Data records -
· · · ·

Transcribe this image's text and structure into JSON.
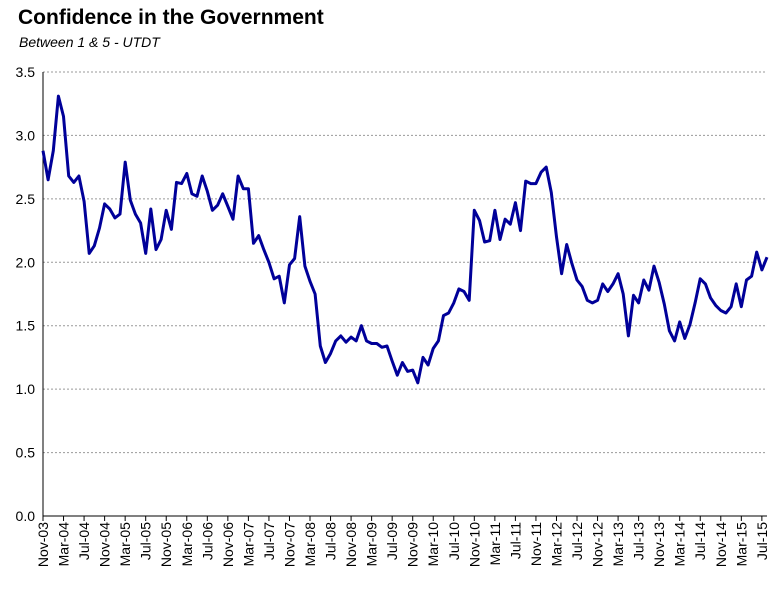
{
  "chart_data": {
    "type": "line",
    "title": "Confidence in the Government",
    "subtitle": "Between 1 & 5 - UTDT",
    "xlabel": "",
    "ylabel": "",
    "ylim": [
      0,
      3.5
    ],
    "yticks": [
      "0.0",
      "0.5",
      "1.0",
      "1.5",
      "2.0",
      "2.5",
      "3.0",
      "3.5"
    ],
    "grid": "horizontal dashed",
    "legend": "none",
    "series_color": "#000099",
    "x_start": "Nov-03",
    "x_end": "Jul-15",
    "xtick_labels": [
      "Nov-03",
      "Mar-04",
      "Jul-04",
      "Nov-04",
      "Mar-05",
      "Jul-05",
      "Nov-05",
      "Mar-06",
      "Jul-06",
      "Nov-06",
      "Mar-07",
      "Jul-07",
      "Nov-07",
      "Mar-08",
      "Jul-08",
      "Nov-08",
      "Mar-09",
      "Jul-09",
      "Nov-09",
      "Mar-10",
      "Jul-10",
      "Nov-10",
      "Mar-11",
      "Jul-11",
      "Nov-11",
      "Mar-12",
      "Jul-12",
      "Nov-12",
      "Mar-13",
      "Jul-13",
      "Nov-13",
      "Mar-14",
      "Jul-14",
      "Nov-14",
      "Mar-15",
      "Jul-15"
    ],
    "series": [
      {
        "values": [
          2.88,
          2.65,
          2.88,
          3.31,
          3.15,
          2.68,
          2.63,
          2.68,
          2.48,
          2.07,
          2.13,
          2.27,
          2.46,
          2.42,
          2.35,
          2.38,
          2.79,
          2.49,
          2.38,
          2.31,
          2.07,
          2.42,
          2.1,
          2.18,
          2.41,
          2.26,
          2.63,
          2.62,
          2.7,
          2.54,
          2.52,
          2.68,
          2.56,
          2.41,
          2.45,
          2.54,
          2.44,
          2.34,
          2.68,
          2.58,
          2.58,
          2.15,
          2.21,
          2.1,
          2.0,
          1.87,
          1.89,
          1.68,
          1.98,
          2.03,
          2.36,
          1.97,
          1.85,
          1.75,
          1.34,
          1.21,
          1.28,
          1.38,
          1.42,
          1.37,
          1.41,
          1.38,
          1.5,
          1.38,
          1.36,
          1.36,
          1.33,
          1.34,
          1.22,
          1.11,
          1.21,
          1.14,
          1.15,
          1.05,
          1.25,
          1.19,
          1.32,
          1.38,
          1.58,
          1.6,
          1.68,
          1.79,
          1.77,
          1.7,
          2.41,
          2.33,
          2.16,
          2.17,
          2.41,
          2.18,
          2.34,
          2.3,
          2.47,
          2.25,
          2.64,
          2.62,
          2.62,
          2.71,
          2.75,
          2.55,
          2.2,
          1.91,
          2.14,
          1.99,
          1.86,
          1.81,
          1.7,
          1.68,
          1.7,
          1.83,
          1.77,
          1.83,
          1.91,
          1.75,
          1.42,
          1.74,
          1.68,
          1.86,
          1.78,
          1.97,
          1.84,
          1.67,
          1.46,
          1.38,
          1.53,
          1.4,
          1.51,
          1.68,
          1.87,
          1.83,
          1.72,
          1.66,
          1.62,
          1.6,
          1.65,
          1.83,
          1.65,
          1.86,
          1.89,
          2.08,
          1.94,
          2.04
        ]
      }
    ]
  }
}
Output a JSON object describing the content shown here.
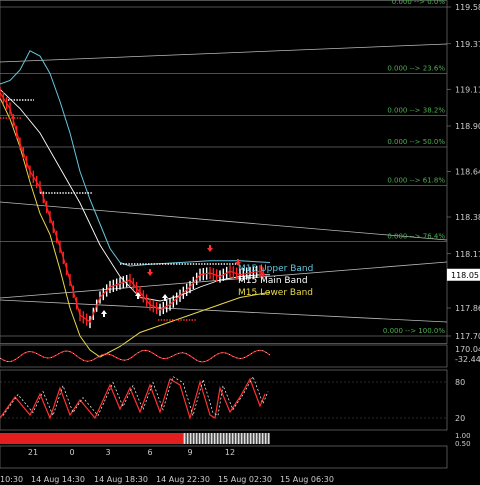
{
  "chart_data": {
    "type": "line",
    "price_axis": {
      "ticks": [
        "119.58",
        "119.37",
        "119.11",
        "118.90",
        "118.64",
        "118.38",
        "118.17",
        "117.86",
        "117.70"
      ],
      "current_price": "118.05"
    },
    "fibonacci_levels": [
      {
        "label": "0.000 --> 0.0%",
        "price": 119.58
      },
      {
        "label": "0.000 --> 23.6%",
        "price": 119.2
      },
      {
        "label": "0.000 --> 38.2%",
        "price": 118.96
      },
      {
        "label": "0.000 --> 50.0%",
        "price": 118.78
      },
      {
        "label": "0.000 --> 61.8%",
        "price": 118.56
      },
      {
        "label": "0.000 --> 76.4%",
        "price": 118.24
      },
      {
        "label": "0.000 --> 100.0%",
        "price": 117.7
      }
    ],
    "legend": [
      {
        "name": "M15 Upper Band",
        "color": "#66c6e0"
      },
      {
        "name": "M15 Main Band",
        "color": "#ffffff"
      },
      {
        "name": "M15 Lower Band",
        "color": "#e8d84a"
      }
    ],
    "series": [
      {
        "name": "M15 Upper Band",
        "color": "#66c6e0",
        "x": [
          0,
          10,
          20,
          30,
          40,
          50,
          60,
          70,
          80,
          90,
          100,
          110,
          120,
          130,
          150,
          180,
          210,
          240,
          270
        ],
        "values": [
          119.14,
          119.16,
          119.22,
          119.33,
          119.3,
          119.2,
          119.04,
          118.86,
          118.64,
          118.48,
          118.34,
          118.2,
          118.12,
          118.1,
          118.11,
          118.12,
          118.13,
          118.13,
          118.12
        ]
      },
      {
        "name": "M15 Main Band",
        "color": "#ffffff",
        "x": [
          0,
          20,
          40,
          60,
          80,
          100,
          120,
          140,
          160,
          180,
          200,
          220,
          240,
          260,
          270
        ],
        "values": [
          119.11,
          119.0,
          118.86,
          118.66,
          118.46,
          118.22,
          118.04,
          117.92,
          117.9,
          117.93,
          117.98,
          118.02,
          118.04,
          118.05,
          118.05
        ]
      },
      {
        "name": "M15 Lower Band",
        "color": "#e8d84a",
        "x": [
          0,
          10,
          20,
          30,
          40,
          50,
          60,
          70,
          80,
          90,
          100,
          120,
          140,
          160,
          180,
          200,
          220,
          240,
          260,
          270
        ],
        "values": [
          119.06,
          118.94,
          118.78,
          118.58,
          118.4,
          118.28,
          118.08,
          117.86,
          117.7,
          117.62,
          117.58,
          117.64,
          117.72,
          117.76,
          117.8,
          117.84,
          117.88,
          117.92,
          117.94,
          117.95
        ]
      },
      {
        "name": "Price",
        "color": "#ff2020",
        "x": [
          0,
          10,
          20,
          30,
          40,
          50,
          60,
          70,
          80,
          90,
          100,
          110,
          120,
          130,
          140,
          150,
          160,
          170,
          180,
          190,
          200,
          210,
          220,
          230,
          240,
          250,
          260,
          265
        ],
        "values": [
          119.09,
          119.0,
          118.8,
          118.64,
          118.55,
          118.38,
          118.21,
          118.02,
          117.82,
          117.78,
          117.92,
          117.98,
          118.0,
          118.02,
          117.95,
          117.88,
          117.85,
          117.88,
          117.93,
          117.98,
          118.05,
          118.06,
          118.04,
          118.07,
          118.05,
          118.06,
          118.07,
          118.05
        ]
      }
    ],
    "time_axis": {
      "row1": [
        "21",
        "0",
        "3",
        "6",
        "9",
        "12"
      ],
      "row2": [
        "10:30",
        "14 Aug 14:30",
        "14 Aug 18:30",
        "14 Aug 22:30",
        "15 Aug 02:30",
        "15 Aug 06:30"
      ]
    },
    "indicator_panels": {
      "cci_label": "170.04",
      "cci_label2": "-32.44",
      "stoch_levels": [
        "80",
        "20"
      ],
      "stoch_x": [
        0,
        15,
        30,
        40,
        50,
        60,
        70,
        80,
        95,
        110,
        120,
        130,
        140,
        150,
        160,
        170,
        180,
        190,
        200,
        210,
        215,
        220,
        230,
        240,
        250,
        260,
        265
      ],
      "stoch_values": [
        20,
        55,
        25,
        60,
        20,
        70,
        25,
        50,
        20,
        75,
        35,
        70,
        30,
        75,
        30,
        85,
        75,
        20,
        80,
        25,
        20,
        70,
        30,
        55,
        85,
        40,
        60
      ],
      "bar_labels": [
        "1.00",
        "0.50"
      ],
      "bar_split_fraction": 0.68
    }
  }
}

· · · ·

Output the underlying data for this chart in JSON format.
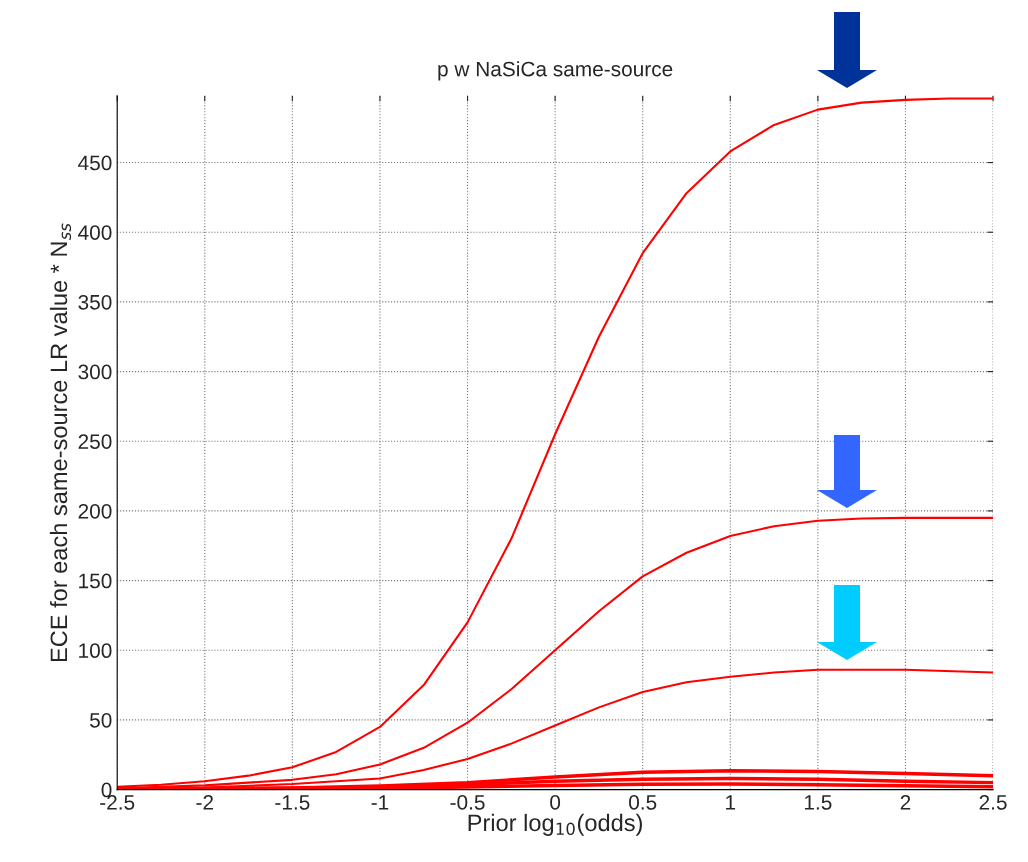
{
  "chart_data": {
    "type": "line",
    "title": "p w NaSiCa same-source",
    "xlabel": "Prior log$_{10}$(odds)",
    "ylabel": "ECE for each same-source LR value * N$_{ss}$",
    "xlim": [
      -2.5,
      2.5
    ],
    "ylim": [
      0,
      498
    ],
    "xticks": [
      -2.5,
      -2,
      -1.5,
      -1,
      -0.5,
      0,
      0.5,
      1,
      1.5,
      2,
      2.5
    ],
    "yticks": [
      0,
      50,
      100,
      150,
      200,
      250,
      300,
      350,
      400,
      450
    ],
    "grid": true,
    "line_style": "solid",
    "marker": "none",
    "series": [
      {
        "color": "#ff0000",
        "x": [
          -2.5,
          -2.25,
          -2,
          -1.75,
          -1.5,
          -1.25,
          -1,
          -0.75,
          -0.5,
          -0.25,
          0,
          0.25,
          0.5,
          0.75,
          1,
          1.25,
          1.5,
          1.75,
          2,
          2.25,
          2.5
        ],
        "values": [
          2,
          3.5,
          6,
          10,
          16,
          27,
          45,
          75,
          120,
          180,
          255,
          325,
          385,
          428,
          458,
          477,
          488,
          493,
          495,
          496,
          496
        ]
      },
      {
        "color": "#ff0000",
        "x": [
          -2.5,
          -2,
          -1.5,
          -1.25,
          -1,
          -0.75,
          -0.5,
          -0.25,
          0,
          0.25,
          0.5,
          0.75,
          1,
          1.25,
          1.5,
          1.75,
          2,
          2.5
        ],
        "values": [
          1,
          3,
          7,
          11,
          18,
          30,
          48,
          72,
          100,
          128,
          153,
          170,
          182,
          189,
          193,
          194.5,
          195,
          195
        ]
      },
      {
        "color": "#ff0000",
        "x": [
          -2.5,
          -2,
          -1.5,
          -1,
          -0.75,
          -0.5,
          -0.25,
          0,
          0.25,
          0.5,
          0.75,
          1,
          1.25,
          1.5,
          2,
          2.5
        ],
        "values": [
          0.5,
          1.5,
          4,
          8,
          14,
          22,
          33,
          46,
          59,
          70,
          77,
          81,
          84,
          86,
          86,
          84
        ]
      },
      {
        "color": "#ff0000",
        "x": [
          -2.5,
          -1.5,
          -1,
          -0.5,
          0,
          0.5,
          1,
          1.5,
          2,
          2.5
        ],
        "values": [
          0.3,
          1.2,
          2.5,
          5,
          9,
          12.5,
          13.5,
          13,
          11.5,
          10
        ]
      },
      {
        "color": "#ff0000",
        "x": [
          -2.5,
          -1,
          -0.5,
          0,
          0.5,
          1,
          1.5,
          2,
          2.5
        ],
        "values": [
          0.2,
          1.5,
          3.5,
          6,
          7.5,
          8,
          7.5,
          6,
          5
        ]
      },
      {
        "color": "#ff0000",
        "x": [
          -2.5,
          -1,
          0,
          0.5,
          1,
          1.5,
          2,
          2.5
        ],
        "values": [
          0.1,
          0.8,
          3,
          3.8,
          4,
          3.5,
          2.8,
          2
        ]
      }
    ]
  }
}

· · · ·

EXERCISE GOAL -
Which lines contain "same"? Copy each of them out.

OUTPUT BELOW -
    "title": "p w NaSiCa same-source",
    "ylabel": "ECE for each same-source LR value * N$_{ss}$",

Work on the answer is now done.